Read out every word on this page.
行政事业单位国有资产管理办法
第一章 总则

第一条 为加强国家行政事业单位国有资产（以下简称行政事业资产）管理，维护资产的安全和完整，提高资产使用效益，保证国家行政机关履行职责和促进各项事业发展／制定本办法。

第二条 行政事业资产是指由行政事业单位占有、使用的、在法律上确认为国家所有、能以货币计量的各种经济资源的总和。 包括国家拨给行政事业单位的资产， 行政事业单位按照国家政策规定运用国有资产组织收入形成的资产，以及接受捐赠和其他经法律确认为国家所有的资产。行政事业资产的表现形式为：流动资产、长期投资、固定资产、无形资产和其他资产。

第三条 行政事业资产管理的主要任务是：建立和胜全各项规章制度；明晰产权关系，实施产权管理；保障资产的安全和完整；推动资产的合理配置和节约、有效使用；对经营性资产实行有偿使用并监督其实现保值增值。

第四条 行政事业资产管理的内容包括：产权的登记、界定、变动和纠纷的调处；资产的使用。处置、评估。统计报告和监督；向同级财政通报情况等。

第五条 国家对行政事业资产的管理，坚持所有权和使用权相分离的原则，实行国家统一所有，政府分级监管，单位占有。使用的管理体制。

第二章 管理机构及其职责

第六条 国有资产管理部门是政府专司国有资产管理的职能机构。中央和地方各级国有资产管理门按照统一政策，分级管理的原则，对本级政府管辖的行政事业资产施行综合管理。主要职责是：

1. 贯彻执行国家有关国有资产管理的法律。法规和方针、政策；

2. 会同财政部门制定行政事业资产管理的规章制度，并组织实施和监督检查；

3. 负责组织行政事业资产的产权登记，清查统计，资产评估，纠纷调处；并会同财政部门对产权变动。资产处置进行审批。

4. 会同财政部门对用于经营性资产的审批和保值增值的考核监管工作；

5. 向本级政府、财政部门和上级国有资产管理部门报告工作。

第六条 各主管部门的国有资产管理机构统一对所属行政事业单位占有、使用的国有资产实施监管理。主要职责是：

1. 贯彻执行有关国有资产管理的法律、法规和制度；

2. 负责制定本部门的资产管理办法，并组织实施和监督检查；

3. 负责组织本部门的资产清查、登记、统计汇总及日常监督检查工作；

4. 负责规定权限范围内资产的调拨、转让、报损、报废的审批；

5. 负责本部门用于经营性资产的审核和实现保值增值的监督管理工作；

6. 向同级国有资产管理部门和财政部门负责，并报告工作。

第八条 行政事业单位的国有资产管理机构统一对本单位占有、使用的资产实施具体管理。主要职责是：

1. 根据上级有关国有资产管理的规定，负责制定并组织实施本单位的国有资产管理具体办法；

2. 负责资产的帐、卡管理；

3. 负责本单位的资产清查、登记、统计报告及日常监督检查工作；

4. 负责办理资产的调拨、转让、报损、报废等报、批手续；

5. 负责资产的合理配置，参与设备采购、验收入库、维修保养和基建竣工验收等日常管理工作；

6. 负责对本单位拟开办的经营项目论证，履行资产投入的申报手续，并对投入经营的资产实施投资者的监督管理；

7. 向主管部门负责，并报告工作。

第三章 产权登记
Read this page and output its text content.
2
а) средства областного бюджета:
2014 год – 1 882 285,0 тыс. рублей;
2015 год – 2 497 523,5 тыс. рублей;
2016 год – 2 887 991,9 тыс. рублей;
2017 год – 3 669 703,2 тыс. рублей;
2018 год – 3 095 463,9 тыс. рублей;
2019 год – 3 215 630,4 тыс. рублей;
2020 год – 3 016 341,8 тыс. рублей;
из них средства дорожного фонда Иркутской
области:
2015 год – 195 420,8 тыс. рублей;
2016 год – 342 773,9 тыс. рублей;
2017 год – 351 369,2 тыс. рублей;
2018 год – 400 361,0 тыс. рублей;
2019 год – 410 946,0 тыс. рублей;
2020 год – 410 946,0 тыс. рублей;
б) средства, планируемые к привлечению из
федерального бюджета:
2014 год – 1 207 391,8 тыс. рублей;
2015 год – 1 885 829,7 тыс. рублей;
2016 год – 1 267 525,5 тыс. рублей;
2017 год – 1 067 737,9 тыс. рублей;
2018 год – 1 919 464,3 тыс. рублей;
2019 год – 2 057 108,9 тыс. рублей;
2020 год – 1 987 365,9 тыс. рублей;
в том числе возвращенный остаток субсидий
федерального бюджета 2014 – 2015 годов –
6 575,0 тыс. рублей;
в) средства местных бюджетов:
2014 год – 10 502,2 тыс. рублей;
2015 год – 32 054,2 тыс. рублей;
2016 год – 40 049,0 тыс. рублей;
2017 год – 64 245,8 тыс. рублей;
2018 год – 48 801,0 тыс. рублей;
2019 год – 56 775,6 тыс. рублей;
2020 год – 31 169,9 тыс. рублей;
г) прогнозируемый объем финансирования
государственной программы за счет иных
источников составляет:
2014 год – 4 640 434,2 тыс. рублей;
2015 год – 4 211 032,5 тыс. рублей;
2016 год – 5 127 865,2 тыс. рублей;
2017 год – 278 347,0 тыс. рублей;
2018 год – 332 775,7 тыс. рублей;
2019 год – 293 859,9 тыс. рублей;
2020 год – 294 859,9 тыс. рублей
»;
----------------------------------------
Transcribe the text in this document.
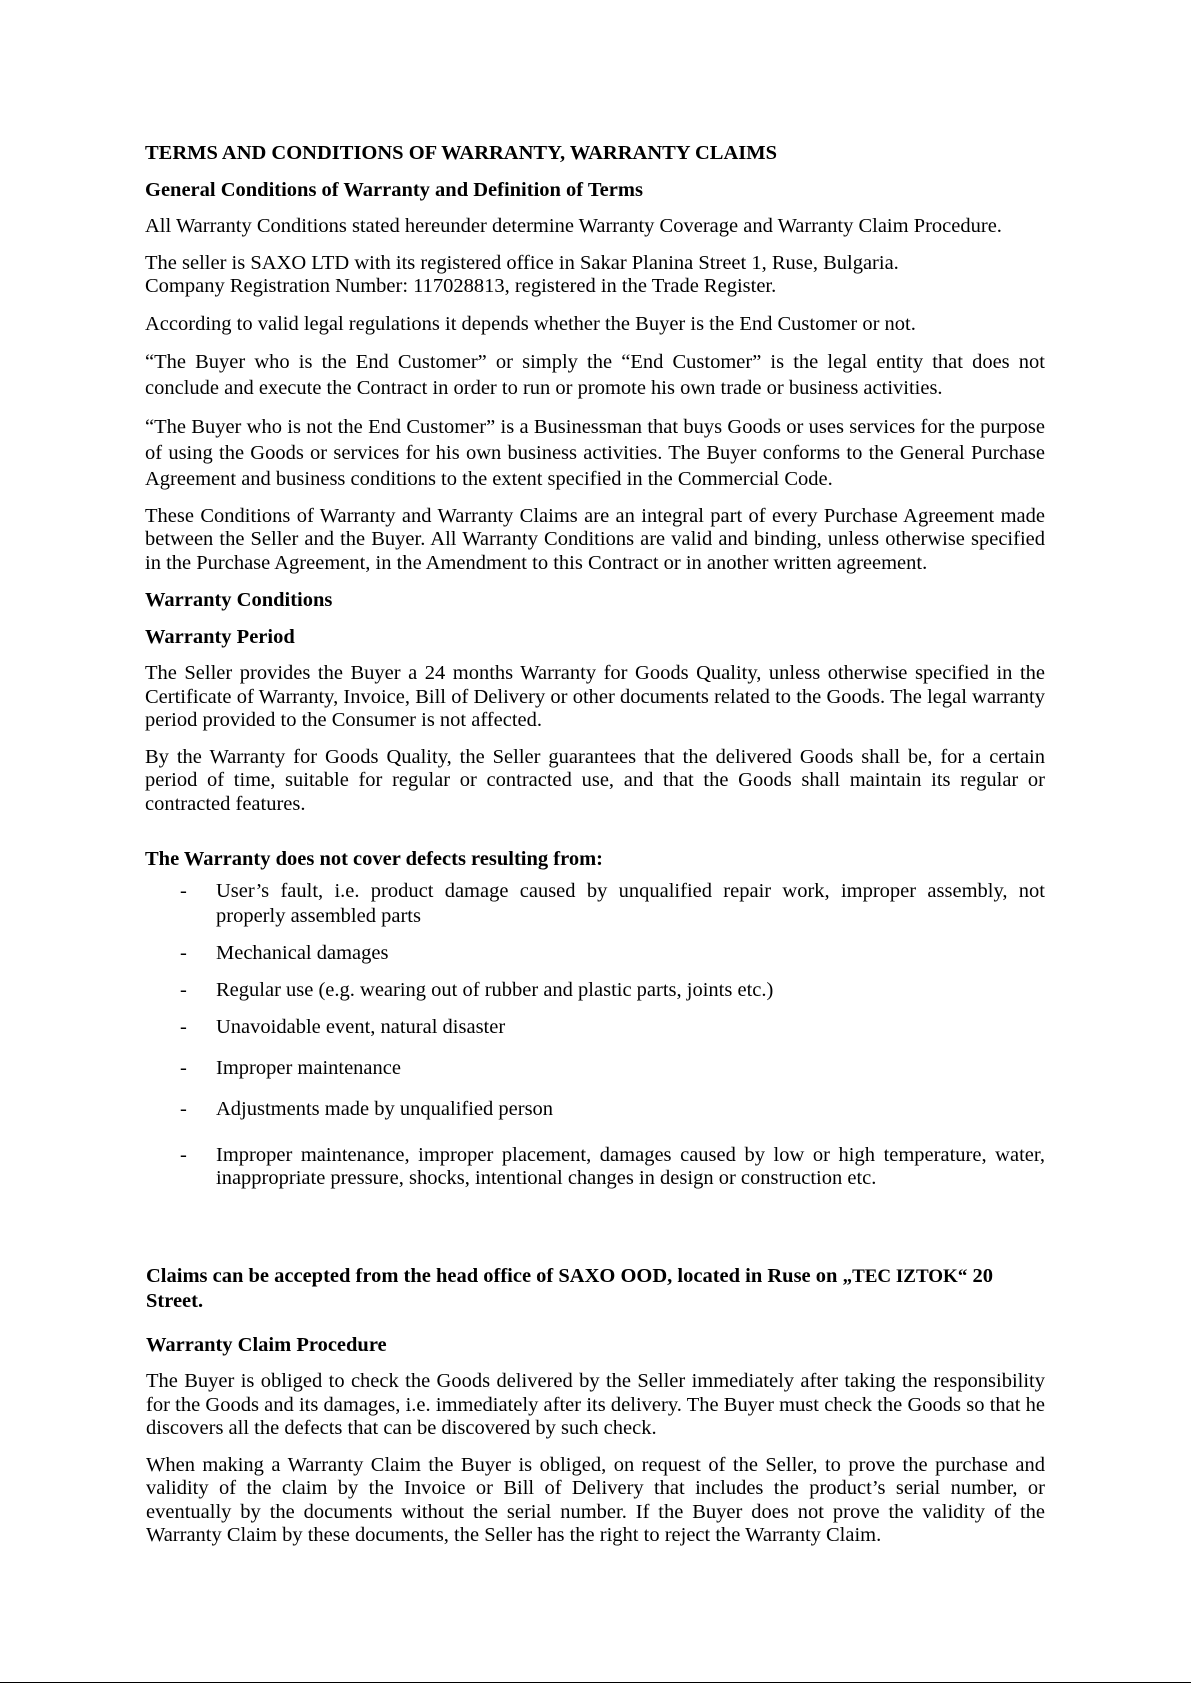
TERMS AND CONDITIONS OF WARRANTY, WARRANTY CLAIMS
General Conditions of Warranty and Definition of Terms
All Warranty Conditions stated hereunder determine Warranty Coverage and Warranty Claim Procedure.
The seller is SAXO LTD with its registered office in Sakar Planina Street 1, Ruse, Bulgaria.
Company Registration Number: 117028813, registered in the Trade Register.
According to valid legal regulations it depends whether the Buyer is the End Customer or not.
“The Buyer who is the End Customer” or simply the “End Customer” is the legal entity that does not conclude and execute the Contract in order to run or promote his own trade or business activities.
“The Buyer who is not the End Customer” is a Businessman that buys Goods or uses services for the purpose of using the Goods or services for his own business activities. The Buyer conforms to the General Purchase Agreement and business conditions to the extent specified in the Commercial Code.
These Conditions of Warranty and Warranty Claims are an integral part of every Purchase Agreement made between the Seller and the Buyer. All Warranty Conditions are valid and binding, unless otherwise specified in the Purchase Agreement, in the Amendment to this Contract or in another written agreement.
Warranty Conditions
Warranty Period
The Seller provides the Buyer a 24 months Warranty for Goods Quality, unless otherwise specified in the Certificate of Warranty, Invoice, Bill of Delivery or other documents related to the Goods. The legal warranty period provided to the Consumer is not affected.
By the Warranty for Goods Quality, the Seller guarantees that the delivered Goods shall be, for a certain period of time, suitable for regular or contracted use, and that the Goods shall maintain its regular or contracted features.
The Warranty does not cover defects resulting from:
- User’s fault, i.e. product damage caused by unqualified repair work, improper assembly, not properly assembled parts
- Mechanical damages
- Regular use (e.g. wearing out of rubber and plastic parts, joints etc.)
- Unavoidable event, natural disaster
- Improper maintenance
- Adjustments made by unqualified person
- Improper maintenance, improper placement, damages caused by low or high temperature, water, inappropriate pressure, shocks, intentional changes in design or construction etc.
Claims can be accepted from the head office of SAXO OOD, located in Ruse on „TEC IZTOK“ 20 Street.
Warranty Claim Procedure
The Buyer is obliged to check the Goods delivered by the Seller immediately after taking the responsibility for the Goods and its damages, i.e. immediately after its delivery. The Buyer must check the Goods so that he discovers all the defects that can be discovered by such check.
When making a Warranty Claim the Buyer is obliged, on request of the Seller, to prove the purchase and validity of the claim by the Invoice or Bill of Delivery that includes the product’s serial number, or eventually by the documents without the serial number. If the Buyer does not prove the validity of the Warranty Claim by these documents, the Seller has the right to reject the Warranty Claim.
----------------------------------------
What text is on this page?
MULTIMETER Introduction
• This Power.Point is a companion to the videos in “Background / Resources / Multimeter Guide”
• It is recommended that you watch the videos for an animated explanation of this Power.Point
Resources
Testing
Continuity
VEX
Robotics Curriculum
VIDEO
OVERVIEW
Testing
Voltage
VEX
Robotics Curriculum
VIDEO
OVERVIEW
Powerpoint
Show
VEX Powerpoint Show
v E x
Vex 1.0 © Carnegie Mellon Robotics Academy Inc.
----------------------------------------
## Exercise details
Identify the lines that hold the word "page". Copy every one of them.

## Answer to the exercise
Read out every word on this page.
Read this page and output its text content.
What text is on this page?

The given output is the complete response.